Find every line with the word "type". Copy those lines.

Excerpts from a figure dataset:
* * * * *
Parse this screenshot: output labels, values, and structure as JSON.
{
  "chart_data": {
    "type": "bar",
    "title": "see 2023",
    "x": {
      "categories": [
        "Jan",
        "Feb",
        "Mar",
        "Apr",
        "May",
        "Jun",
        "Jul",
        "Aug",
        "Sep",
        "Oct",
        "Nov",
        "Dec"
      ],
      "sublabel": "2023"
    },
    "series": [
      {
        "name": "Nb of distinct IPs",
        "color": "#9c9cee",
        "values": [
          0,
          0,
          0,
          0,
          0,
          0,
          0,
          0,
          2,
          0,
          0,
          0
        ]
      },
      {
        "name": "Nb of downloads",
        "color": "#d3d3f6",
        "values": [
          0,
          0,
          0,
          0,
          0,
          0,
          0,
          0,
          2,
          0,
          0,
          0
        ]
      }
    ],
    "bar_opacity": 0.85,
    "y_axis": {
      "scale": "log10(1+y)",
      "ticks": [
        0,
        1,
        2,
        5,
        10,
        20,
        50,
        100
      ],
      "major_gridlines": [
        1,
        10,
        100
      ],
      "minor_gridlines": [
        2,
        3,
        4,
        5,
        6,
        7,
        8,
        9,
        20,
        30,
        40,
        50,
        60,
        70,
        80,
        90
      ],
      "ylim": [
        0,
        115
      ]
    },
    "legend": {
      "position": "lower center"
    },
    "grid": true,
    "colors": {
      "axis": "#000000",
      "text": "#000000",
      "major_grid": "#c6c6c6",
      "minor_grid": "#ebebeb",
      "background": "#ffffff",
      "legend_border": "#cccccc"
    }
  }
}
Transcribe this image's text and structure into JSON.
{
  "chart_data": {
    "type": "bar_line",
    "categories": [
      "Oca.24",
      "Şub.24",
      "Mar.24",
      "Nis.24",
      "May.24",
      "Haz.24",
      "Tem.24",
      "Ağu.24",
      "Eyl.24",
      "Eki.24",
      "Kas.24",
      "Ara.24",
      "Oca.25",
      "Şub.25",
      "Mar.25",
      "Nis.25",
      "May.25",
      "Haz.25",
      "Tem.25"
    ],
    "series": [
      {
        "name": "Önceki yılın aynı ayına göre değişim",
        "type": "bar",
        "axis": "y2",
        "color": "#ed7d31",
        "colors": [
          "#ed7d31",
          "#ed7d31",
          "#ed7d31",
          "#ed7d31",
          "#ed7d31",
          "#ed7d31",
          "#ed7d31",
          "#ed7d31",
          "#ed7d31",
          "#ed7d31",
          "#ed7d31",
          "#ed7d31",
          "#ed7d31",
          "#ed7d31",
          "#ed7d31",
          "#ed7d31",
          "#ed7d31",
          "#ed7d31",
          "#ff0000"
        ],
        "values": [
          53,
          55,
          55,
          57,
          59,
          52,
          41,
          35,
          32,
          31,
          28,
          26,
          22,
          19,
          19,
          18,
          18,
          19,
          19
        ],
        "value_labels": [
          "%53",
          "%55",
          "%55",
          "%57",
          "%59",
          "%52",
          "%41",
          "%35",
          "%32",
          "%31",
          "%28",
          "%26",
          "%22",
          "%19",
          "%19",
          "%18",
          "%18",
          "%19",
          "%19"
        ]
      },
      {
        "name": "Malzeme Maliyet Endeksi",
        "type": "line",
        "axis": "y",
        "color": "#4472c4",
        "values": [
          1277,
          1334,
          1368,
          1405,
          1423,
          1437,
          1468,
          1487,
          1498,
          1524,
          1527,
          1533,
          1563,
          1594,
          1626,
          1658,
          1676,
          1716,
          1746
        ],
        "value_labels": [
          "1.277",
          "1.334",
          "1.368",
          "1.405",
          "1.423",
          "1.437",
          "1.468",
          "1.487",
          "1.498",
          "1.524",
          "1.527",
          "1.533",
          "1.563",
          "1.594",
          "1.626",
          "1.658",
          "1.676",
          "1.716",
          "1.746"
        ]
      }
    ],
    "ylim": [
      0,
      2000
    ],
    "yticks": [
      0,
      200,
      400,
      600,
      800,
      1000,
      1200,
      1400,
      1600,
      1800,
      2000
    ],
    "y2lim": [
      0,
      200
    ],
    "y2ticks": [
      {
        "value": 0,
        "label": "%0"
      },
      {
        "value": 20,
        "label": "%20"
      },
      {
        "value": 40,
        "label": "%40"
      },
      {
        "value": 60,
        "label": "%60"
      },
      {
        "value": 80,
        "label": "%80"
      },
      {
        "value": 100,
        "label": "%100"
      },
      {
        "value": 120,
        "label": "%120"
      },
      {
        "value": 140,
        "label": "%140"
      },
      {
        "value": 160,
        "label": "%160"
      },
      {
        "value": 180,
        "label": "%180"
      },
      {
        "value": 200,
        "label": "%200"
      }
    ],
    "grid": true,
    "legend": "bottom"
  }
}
* * * * *
RESPONSE TO THIS TASK:
    "type": "bar",
    "type": "bar_line",
        "type": "bar",
        "type": "line",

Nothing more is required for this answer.